> **Provided information**:

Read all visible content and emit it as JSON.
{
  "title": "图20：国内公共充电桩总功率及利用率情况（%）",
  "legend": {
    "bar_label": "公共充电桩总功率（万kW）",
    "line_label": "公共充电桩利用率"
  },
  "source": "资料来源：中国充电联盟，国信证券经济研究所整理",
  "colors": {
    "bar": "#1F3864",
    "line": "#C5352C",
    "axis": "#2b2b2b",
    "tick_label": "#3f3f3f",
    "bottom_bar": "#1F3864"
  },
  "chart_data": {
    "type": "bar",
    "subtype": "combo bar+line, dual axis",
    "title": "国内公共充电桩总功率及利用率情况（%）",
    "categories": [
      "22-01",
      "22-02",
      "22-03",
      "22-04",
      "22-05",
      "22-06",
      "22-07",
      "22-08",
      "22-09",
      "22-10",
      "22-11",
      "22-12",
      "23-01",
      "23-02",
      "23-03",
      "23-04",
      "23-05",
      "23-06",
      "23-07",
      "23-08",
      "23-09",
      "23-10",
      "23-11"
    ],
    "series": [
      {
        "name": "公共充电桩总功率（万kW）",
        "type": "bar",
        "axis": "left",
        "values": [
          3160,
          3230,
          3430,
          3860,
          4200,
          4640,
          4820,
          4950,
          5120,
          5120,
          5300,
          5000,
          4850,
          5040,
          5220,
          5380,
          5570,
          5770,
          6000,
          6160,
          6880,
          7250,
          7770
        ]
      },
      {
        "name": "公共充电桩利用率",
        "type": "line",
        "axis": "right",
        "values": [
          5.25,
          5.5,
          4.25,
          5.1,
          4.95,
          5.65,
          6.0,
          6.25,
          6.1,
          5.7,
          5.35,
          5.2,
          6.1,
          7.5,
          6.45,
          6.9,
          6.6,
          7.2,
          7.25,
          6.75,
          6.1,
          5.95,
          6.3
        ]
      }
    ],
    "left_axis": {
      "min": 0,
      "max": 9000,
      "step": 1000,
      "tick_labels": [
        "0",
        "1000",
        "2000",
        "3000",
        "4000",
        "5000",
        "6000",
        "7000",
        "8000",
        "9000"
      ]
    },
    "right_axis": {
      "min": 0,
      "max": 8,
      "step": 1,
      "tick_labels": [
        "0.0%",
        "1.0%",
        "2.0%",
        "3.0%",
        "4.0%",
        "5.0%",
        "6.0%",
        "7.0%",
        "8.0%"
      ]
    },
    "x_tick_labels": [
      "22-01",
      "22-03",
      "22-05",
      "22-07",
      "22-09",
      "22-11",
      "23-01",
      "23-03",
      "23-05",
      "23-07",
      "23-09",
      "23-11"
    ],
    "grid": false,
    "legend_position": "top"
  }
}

> **What is required**: Count up every line above that has the word "title" in it; answer with the number alone.

> **Solution for this problem**: 2